**Exercise details**
Find each line holding "this" and copy it out.

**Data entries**
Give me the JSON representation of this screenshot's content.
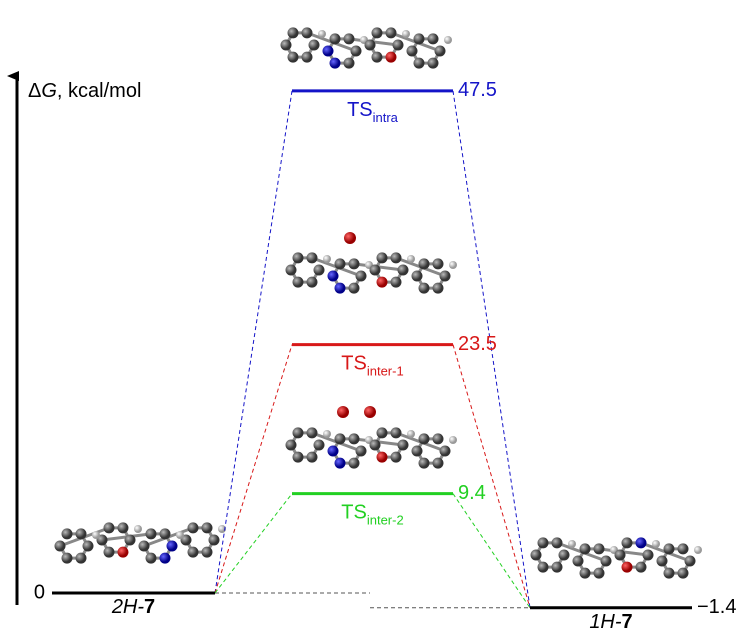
{
  "axis_label": {
    "delta": "Δ",
    "symbol": "G",
    "unit": ", kcal/mol"
  },
  "levels": [
    {
      "kind": "minimum",
      "italic": "2H-",
      "bold": "7",
      "value": 0,
      "color": "#000000"
    },
    {
      "kind": "ts",
      "main": "TS",
      "sub": "intra",
      "value": 47.5,
      "color": "#1414c8"
    },
    {
      "kind": "ts",
      "main": "TS",
      "sub": "inter-1",
      "value": 23.5,
      "color": "#d81818"
    },
    {
      "kind": "ts",
      "main": "TS",
      "sub": "inter-2",
      "value": 9.4,
      "color": "#22d022"
    },
    {
      "kind": "minimum",
      "italic": "1H-",
      "bold": "7",
      "value": -1.4,
      "value_label": "−1.4",
      "color": "#000000"
    }
  ]
}
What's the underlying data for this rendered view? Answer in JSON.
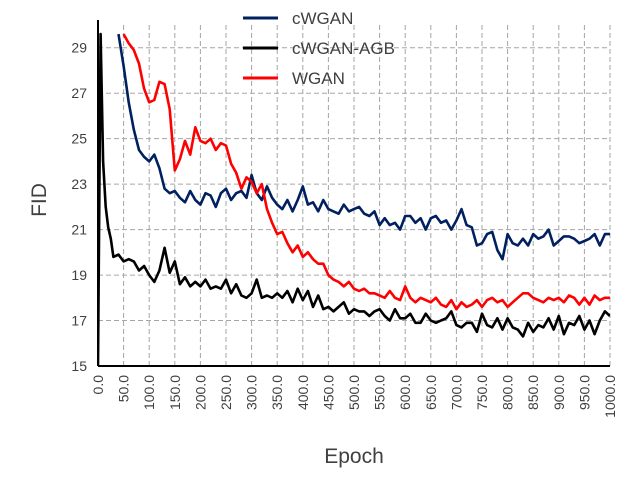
{
  "chart_data": {
    "type": "line",
    "xlabel": "Epoch",
    "ylabel": "FID",
    "xlim": [
      0,
      1000
    ],
    "ylim": [
      15,
      30
    ],
    "x_ticks": [
      "0.0",
      "50.0",
      "100.0",
      "150.0",
      "200.0",
      "250.0",
      "300.0",
      "350.0",
      "400.0",
      "450.0",
      "500.0",
      "550.0",
      "600.0",
      "650.0",
      "700.0",
      "750.0",
      "800.0",
      "850.0",
      "900.0",
      "950.0",
      "1000.0"
    ],
    "y_ticks": [
      "15",
      "17",
      "19",
      "21",
      "23",
      "25",
      "27",
      "29"
    ],
    "grid": true,
    "legend_position": "top-center",
    "series": [
      {
        "name": "cWGAN",
        "color": "#002060",
        "x": [
          40,
          50,
          60,
          70,
          80,
          90,
          100,
          110,
          120,
          130,
          140,
          150,
          160,
          170,
          180,
          190,
          200,
          210,
          220,
          230,
          240,
          250,
          260,
          270,
          280,
          290,
          300,
          310,
          320,
          330,
          340,
          350,
          360,
          370,
          380,
          390,
          400,
          410,
          420,
          430,
          440,
          450,
          460,
          470,
          480,
          490,
          500,
          510,
          520,
          530,
          540,
          550,
          560,
          570,
          580,
          590,
          600,
          610,
          620,
          630,
          640,
          650,
          660,
          670,
          680,
          690,
          700,
          710,
          720,
          730,
          740,
          750,
          760,
          770,
          780,
          790,
          800,
          810,
          820,
          830,
          840,
          850,
          860,
          870,
          880,
          890,
          900,
          910,
          920,
          930,
          940,
          950,
          960,
          970,
          980,
          990,
          1000
        ],
        "values": [
          29.6,
          28.2,
          26.6,
          25.4,
          24.5,
          24.2,
          24.0,
          24.3,
          23.7,
          22.8,
          22.6,
          22.7,
          22.4,
          22.2,
          22.7,
          22.3,
          22.1,
          22.6,
          22.5,
          22.0,
          22.6,
          22.8,
          22.3,
          22.6,
          22.7,
          22.4,
          23.4,
          22.6,
          22.3,
          22.9,
          22.4,
          22.1,
          21.9,
          22.3,
          21.8,
          22.3,
          22.9,
          22.1,
          22.2,
          21.8,
          22.3,
          21.9,
          21.8,
          21.7,
          22.1,
          21.8,
          21.9,
          22.0,
          21.7,
          21.6,
          21.8,
          21.2,
          21.5,
          21.2,
          21.3,
          21.0,
          21.6,
          21.6,
          21.3,
          21.5,
          21.0,
          21.5,
          21.6,
          21.3,
          21.4,
          21.0,
          21.4,
          21.9,
          21.2,
          21.1,
          20.3,
          20.4,
          20.8,
          20.9,
          20.1,
          19.7,
          20.8,
          20.4,
          20.3,
          20.6,
          20.3,
          20.8,
          20.6,
          20.7,
          21.0,
          20.3,
          20.5,
          20.7,
          20.7,
          20.6,
          20.4,
          20.5,
          20.6,
          20.8,
          20.3,
          20.8,
          20.8
        ]
      },
      {
        "name": "cWGAN-AGB",
        "color": "#000000",
        "x": [
          0,
          5,
          10,
          15,
          20,
          25,
          30,
          40,
          50,
          60,
          70,
          80,
          90,
          100,
          110,
          120,
          130,
          140,
          150,
          160,
          170,
          180,
          190,
          200,
          210,
          220,
          230,
          240,
          250,
          260,
          270,
          280,
          290,
          300,
          310,
          320,
          330,
          340,
          350,
          360,
          370,
          380,
          390,
          400,
          410,
          420,
          430,
          440,
          450,
          460,
          470,
          480,
          490,
          500,
          510,
          520,
          530,
          540,
          550,
          560,
          570,
          580,
          590,
          600,
          610,
          620,
          630,
          640,
          650,
          660,
          670,
          680,
          690,
          700,
          710,
          720,
          730,
          740,
          750,
          760,
          770,
          780,
          790,
          800,
          810,
          820,
          830,
          840,
          850,
          860,
          870,
          880,
          890,
          900,
          910,
          920,
          930,
          940,
          950,
          960,
          970,
          980,
          990,
          1000
        ],
        "values": [
          15.0,
          29.6,
          24.0,
          22.0,
          21.1,
          20.6,
          19.8,
          19.9,
          19.6,
          19.7,
          19.6,
          19.2,
          19.4,
          19.0,
          18.7,
          19.2,
          20.2,
          19.1,
          19.6,
          18.6,
          18.9,
          18.5,
          18.7,
          18.5,
          18.8,
          18.4,
          18.5,
          18.4,
          18.8,
          18.2,
          18.6,
          18.1,
          18.0,
          18.2,
          18.8,
          18.0,
          18.1,
          18.0,
          18.2,
          18.0,
          18.3,
          17.8,
          18.4,
          17.9,
          18.3,
          17.6,
          18.1,
          17.5,
          17.6,
          17.4,
          17.6,
          17.8,
          17.3,
          17.5,
          17.4,
          17.4,
          17.2,
          17.4,
          17.5,
          17.2,
          17.0,
          17.5,
          17.1,
          17.1,
          17.3,
          16.9,
          16.9,
          17.3,
          17.0,
          16.9,
          17.0,
          17.1,
          17.4,
          16.8,
          16.7,
          16.9,
          16.9,
          16.5,
          17.3,
          16.8,
          16.7,
          17.1,
          16.6,
          17.1,
          16.7,
          16.6,
          16.3,
          16.9,
          16.5,
          16.8,
          16.7,
          17.1,
          16.6,
          17.2,
          16.4,
          16.9,
          16.8,
          17.2,
          16.6,
          17.0,
          16.4,
          17.0,
          17.4,
          17.2
        ]
      },
      {
        "name": "WGAN",
        "color": "#ff0000",
        "x": [
          50,
          60,
          70,
          80,
          90,
          100,
          110,
          120,
          130,
          140,
          150,
          160,
          170,
          180,
          190,
          200,
          210,
          220,
          230,
          240,
          250,
          260,
          270,
          280,
          290,
          300,
          310,
          320,
          330,
          340,
          350,
          360,
          370,
          380,
          390,
          400,
          410,
          420,
          430,
          440,
          450,
          460,
          470,
          480,
          490,
          500,
          510,
          520,
          530,
          540,
          550,
          560,
          570,
          580,
          590,
          600,
          610,
          620,
          630,
          640,
          650,
          660,
          670,
          680,
          690,
          700,
          710,
          720,
          730,
          740,
          750,
          760,
          770,
          780,
          790,
          800,
          810,
          820,
          830,
          840,
          850,
          860,
          870,
          880,
          890,
          900,
          910,
          920,
          930,
          940,
          950,
          960,
          970,
          980,
          990,
          1000
        ],
        "values": [
          29.6,
          29.2,
          28.9,
          28.3,
          27.2,
          26.6,
          26.7,
          27.5,
          27.4,
          26.3,
          23.6,
          24.1,
          24.9,
          24.3,
          25.5,
          24.9,
          24.8,
          25.0,
          24.5,
          24.8,
          24.7,
          23.9,
          23.5,
          22.8,
          23.3,
          23.1,
          22.6,
          23.0,
          21.9,
          21.3,
          20.8,
          20.9,
          20.4,
          20.0,
          20.3,
          19.8,
          20.0,
          19.7,
          19.5,
          19.5,
          19.0,
          18.8,
          18.7,
          18.5,
          18.7,
          18.4,
          18.3,
          18.4,
          18.2,
          18.2,
          18.1,
          18.0,
          18.3,
          18.0,
          17.9,
          18.5,
          18.0,
          17.8,
          18.0,
          17.9,
          17.8,
          18.0,
          17.7,
          17.6,
          17.9,
          17.5,
          17.8,
          17.6,
          17.7,
          17.9,
          17.6,
          17.9,
          18.0,
          17.8,
          17.9,
          17.6,
          17.8,
          18.0,
          18.2,
          18.2,
          18.0,
          17.9,
          17.8,
          18.0,
          17.9,
          18.0,
          17.8,
          18.1,
          18.0,
          17.7,
          18.0,
          17.7,
          18.1,
          17.9,
          18.0,
          18.0
        ]
      }
    ]
  }
}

**Full output**
Give me the JSON representation of this screenshot's content.
What's the underlying data for this rendered view? Answer in JSON.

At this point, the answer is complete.